- _Stated task_
Transcribe the records below exactly.

[Start Record excerpts]

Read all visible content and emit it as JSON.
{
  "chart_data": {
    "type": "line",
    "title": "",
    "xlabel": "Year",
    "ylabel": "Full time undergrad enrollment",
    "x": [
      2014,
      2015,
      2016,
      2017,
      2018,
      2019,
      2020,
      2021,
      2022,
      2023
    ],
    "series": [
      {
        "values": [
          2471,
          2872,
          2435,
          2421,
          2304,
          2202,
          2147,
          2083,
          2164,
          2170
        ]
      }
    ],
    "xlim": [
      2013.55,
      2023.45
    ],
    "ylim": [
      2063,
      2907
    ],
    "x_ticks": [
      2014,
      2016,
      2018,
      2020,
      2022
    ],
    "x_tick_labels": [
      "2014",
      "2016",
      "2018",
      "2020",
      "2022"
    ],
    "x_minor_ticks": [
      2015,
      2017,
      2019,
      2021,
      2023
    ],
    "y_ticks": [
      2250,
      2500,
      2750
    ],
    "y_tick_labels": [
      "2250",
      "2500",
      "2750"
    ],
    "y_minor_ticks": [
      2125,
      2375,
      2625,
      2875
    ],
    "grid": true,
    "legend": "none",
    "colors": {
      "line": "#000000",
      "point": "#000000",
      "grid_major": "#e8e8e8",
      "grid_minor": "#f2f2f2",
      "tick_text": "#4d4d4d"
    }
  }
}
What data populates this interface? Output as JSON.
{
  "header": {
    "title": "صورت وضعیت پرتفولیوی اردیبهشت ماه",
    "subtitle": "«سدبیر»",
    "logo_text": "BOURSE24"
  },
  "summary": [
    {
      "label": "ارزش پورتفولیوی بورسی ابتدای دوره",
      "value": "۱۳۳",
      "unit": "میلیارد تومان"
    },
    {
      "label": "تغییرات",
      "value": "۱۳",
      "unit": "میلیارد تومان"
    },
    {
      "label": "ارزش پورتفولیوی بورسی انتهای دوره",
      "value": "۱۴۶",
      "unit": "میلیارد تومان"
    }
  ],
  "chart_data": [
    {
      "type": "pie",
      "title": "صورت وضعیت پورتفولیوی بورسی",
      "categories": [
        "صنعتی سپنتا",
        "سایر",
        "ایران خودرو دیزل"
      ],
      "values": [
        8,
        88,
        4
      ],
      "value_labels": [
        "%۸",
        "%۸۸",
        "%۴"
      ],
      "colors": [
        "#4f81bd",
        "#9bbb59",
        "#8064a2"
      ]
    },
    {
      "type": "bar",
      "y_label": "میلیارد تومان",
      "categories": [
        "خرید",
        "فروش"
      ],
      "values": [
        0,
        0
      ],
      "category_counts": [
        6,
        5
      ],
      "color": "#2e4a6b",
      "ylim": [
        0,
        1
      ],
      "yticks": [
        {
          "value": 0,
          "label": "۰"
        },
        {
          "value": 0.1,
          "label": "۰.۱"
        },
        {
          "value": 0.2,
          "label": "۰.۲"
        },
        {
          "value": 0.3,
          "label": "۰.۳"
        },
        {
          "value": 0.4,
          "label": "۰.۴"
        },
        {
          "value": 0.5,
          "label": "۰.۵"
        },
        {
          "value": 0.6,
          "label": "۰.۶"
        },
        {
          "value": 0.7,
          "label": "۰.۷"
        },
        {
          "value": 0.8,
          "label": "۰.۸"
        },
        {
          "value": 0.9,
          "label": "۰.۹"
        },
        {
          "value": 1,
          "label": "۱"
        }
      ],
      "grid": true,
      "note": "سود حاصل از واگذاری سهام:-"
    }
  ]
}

[End Record excerpts]

- _The result_
Read all visible content and emit it as JSON.
{
  "chart_data": {
    "type": "line",
    "title": "",
    "xlabel": "Year",
    "ylabel": "Full time undergrad enrollment",
    "x": [
      2014,
      2015,
      2016,
      2017,
      2018,
      2019,
      2020,
      2021,
      2022,
      2023
    ],
    "series": [
      {
        "values": [
          2471,
          2872,
          2435,
          2421,
          2304,
          2202,
          2147,
          2083,
          2164,
          2170
        ]
      }
    ],
    "xlim": [
      2013.55,
      2023.45
    ],
    "ylim": [
      2063,
      2907
    ],
    "x_ticks": [
      2014,
      2016,
      2018,
      2020,
      2022
    ],
    "x_tick_labels": [
      "2014",
      "2016",
      "2018",
      "2020",
      "2022"
    ],
    "x_minor_ticks": [
      2015,
      2017,
      2019,
      2021,
      2023
    ],
    "y_ticks": [
      2250,
      2500,
      2750
    ],
    "y_tick_labels": [
      "2250",
      "2500",
      "2750"
    ],
    "y_minor_ticks": [
      2125,
      2375,
      2625,
      2875
    ],
    "grid": true,
    "legend": "none",
    "colors": {
      "line": "#000000",
      "point": "#000000",
      "grid_major": "#e8e8e8",
      "grid_minor": "#f2f2f2",
      "tick_text": "#4d4d4d"
    }
  }
}
What data populates this interface? Output as JSON.
{
  "header": {
    "title": "صورت وضعیت پرتفولیوی اردیبهشت ماه",
    "subtitle": "«سدبیر»",
    "logo_text": "BOURSE24"
  },
  "summary": [
    {
      "label": "ارزش پورتفولیوی بورسی ابتدای دوره",
      "value": "۱۳۳",
      "unit": "میلیارد تومان"
    },
    {
      "label": "تغییرات",
      "value": "۱۳",
      "unit": "میلیارد تومان"
    },
    {
      "label": "ارزش پورتفولیوی بورسی انتهای دوره",
      "value": "۱۴۶",
      "unit": "میلیارد تومان"
    }
  ],
  "chart_data": [
    {
      "type": "pie",
      "title": "صورت وضعیت پورتفولیوی بورسی",
      "categories": [
        "صنعتی سپنتا",
        "سایر",
        "ایران خودرو دیزل"
      ],
      "values": [
        8,
        88,
        4
      ],
      "value_labels": [
        "%۸",
        "%۸۸",
        "%۴"
      ],
      "colors": [
        "#4f81bd",
        "#9bbb59",
        "#8064a2"
      ]
    },
    {
      "type": "bar",
      "y_label": "میلیارد تومان",
      "categories": [
        "خرید",
        "فروش"
      ],
      "values": [
        0,
        0
      ],
      "category_counts": [
        6,
        5
      ],
      "color": "#2e4a6b",
      "ylim": [
        0,
        1
      ],
      "yticks": [
        {
          "value": 0,
          "label": "۰"
        },
        {
          "value": 0.1,
          "label": "۰.۱"
        },
        {
          "value": 0.2,
          "label": "۰.۲"
        },
        {
          "value": 0.3,
          "label": "۰.۳"
        },
        {
          "value": 0.4,
          "label": "۰.۴"
        },
        {
          "value": 0.5,
          "label": "۰.۵"
        },
        {
          "value": 0.6,
          "label": "۰.۶"
        },
        {
          "value": 0.7,
          "label": "۰.۷"
        },
        {
          "value": 0.8,
          "label": "۰.۸"
        },
        {
          "value": 0.9,
          "label": "۰.۹"
        },
        {
          "value": 1,
          "label": "۱"
        }
      ],
      "grid": true,
      "note": "سود حاصل از واگذاری سهام:-"
    }
  ]
}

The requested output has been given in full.